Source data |
■ ■ ■

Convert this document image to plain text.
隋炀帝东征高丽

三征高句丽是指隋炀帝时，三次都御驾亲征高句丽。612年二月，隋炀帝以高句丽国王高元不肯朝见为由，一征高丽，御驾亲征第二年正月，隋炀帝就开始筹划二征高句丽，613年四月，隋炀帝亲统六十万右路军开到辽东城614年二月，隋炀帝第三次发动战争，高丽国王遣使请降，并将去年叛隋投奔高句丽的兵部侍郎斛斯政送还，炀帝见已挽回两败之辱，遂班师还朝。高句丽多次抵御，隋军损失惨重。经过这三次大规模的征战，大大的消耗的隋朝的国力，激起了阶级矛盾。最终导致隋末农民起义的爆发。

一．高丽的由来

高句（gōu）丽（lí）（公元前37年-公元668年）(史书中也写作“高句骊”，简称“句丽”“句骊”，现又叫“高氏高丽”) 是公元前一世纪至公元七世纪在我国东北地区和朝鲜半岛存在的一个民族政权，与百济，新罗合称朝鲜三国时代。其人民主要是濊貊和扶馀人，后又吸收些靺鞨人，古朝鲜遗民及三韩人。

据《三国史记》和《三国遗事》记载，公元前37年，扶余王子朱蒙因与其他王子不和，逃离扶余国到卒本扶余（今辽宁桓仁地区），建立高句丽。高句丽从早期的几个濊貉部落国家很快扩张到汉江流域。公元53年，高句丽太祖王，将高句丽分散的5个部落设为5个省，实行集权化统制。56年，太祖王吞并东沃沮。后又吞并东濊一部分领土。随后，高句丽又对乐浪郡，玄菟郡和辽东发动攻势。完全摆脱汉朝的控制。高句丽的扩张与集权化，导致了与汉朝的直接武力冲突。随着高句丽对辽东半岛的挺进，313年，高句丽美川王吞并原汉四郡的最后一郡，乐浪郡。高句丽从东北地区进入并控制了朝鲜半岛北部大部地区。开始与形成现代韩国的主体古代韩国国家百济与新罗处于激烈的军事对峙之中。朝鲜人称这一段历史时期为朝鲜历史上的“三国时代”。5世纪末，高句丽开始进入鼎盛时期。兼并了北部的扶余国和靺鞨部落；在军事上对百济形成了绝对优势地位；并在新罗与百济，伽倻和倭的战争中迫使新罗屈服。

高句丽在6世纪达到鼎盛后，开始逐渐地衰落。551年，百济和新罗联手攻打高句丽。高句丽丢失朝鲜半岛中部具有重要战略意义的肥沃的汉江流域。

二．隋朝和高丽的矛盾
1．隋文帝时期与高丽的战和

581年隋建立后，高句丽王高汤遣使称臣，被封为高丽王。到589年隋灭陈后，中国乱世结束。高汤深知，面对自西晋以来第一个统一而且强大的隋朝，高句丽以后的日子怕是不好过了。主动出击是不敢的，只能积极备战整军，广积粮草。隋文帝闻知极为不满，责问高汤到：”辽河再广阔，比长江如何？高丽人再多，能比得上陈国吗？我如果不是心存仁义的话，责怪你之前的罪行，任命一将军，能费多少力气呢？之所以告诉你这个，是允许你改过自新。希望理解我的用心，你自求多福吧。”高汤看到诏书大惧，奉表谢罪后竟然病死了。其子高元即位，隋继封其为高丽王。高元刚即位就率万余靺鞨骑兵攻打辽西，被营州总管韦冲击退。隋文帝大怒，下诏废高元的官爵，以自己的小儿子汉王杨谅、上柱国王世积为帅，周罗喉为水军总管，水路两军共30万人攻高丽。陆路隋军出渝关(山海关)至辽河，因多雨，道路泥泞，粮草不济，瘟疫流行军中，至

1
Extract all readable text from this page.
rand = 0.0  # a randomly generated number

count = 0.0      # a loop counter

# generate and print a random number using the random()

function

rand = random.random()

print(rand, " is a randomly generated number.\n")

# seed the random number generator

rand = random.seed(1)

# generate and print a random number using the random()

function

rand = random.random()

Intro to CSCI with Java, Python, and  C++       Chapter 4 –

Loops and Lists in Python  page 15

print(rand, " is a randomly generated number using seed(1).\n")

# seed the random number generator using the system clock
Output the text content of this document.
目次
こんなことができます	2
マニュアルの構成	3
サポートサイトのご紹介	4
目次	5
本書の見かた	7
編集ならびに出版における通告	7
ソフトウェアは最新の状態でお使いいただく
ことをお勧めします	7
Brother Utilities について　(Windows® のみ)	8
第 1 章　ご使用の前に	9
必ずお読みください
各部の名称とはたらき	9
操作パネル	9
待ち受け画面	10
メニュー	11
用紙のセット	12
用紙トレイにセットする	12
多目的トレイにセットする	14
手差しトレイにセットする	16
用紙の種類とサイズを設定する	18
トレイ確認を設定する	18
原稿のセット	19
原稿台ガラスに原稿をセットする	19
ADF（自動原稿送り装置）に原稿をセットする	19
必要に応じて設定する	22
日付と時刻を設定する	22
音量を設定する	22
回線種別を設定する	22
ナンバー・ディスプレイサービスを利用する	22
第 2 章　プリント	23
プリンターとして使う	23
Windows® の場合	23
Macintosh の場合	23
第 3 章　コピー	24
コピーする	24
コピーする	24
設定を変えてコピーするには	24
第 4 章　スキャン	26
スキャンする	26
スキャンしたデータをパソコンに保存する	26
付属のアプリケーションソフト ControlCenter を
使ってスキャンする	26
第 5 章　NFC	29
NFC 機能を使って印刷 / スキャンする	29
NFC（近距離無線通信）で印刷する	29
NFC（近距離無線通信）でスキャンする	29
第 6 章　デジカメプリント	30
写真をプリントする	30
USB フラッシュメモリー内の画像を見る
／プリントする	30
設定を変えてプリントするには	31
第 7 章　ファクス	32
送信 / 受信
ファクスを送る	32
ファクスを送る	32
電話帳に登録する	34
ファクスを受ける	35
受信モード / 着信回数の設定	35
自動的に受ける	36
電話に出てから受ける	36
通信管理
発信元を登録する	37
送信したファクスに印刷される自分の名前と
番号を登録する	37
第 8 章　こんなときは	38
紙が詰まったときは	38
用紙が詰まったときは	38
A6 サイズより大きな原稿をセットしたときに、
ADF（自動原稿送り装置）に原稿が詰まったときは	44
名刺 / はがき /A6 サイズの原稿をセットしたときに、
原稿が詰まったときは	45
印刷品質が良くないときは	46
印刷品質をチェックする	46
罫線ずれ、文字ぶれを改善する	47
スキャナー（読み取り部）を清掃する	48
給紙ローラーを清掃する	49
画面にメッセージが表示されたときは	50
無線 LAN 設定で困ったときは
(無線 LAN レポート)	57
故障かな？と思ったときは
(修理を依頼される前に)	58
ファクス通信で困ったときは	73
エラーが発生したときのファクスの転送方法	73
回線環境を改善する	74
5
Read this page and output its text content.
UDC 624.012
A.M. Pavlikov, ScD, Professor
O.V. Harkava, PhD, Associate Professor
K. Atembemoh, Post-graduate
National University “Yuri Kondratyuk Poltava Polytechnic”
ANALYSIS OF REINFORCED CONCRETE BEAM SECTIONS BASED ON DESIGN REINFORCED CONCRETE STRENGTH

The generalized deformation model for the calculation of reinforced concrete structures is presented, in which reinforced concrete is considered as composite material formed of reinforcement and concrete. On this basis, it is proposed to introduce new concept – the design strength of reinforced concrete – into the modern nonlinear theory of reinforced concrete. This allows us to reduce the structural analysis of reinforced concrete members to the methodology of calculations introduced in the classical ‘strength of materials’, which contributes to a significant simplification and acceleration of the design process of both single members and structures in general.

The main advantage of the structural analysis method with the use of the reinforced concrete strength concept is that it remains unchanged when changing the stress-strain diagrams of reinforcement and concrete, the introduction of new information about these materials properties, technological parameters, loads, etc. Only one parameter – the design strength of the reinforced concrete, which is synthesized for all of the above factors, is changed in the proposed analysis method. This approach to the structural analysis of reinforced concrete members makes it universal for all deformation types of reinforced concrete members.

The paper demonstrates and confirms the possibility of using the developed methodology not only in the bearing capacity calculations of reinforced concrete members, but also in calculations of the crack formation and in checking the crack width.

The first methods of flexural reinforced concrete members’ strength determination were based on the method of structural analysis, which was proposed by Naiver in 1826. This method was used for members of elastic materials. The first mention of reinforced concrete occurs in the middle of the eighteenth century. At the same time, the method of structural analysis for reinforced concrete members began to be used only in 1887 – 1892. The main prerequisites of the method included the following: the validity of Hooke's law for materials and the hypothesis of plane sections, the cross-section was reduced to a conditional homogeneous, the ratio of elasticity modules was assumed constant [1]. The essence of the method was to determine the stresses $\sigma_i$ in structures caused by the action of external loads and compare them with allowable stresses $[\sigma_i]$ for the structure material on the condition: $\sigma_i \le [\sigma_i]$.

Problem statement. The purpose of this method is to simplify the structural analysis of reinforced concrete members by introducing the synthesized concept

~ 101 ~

■ ■ ■

Problem statement | Copy each line of the data that contains the word "page".

Response |
Extract all readable text from this page.
Loops and Lists in Python  page 15
Read this page and output its text content.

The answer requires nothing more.